STATED TASK: Reproduce the items verbatim, starting at the first line and ending with the line containing "31, 517, 55]", including that line.

DATA TO PROCESS:

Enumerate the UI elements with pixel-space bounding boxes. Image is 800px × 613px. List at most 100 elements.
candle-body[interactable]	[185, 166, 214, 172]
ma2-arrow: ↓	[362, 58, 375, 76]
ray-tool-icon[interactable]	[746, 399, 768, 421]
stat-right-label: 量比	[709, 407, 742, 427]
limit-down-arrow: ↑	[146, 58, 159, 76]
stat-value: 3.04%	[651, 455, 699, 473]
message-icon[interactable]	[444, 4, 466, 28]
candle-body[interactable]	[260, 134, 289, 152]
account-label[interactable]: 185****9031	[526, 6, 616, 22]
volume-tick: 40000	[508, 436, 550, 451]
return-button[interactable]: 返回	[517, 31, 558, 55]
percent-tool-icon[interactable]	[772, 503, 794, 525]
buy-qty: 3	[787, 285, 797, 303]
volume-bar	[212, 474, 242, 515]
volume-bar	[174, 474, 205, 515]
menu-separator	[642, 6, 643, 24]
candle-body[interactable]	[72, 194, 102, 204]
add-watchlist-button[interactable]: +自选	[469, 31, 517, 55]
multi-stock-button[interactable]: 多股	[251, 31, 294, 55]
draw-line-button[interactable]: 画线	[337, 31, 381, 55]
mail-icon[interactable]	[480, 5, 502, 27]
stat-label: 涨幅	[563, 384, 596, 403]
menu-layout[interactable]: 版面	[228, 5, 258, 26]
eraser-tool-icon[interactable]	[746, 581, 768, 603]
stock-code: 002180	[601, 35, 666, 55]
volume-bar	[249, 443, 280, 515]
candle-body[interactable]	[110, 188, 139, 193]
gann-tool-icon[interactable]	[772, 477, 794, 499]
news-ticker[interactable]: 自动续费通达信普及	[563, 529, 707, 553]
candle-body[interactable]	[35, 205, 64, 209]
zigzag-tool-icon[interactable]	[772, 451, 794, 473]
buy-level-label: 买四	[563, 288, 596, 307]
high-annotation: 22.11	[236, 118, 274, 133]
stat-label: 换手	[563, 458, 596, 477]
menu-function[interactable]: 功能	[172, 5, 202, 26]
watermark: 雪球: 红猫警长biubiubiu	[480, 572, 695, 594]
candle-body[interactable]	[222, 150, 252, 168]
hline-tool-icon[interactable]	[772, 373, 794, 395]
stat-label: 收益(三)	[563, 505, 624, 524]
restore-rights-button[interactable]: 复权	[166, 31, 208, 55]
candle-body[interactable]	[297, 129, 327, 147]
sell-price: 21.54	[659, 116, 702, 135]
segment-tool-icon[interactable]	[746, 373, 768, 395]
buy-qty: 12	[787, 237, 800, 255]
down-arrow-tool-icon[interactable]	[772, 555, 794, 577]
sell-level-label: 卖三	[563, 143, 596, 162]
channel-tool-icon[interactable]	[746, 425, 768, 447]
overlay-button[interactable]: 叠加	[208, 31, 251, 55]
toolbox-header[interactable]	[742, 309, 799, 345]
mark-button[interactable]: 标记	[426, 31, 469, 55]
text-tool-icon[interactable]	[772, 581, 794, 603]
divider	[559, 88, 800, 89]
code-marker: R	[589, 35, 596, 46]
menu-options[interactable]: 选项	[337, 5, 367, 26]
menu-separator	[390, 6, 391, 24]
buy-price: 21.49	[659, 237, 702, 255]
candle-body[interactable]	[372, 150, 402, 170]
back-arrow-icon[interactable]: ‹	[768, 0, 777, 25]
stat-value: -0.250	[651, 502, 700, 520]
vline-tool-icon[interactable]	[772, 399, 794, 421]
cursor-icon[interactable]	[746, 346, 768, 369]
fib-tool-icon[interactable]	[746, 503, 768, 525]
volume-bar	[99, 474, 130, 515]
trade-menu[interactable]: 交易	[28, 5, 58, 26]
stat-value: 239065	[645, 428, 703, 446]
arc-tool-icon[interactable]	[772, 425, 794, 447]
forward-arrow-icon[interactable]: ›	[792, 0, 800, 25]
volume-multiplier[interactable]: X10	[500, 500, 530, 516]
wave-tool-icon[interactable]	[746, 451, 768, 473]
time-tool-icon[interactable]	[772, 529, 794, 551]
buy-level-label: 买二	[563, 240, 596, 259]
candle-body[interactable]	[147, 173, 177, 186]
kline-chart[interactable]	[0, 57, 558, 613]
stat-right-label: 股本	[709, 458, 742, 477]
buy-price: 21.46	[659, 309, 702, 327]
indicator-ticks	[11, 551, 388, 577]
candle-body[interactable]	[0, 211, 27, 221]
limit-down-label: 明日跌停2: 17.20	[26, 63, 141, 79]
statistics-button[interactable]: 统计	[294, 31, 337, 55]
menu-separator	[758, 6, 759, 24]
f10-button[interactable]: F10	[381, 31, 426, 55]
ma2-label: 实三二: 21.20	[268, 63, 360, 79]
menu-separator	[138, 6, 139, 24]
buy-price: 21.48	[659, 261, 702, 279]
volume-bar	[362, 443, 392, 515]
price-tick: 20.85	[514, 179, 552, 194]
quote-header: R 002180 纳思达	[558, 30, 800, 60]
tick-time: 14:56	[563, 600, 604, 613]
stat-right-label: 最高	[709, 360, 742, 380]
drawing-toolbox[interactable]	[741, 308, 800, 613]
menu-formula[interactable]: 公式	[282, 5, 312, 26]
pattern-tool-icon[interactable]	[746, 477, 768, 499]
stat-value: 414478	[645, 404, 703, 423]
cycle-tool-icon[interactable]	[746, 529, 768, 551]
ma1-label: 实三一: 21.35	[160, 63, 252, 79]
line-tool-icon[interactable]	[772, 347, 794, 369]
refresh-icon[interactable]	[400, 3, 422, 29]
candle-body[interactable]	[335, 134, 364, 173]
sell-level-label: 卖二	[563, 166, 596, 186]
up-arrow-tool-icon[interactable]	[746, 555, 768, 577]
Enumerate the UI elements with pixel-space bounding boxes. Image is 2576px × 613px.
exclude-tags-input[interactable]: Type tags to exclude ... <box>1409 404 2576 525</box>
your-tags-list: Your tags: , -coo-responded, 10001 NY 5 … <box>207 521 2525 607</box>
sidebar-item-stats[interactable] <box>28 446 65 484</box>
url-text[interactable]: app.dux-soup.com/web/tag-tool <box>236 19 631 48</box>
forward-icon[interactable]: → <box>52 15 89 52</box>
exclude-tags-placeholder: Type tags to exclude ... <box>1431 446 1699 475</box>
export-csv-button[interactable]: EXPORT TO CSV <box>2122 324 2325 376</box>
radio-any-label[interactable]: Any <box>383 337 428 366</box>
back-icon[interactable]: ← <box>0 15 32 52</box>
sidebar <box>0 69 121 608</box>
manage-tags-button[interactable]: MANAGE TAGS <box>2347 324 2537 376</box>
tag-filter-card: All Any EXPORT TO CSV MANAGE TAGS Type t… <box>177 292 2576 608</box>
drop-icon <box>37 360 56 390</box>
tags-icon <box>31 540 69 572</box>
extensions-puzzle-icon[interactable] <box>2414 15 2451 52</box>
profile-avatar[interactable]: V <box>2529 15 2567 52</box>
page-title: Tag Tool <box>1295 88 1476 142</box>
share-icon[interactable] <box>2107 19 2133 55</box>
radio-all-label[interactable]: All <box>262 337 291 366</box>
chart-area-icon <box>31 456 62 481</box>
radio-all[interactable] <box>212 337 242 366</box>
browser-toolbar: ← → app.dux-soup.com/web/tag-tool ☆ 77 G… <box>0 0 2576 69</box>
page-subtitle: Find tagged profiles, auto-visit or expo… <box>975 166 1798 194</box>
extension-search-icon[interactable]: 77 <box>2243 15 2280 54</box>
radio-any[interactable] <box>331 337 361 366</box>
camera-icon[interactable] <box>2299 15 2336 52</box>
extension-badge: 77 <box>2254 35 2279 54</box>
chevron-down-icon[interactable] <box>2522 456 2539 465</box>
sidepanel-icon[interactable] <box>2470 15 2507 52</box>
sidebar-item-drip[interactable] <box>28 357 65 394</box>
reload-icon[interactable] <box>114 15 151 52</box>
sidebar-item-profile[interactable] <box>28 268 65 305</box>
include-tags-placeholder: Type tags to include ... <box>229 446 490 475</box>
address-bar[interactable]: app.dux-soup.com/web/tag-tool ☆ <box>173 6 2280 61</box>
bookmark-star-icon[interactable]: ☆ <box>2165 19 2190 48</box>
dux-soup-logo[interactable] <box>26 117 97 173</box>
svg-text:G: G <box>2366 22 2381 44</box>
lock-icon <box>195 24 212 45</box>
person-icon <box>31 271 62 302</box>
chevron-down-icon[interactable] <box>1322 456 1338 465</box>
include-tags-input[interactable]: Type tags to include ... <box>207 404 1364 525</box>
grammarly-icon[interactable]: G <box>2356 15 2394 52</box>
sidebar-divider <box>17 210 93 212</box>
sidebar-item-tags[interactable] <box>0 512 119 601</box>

ANSWER TO THE TASK:
Enumerate the UI elements with pixel-space bounding boxes. Image is 800px × 613px. List at most 100 elements.
candle-body[interactable]	[185, 166, 214, 172]
ma2-arrow: ↓	[362, 58, 375, 76]
ray-tool-icon[interactable]	[746, 399, 768, 421]
stat-right-label: 量比	[709, 407, 742, 427]
limit-down-arrow: ↑	[146, 58, 159, 76]
stat-value: 3.04%	[651, 455, 699, 473]
message-icon[interactable]	[444, 4, 466, 28]
candle-body[interactable]	[260, 134, 289, 152]
account-label[interactable]: 185****9031	[526, 6, 616, 22]
volume-tick: 40000	[508, 436, 550, 451]
return-button[interactable]: 返回	[517, 31, 558, 55]
percent-tool-icon[interactable]	[772, 503, 794, 525]
buy-qty: 3	[787, 285, 797, 303]
volume-bar	[212, 474, 242, 515]
volume-bar	[174, 474, 205, 515]
menu-separator	[642, 6, 643, 24]
candle-body[interactable]	[72, 194, 102, 204]
add-watchlist-button[interactable]: +自选	[469, 31, 517, 55]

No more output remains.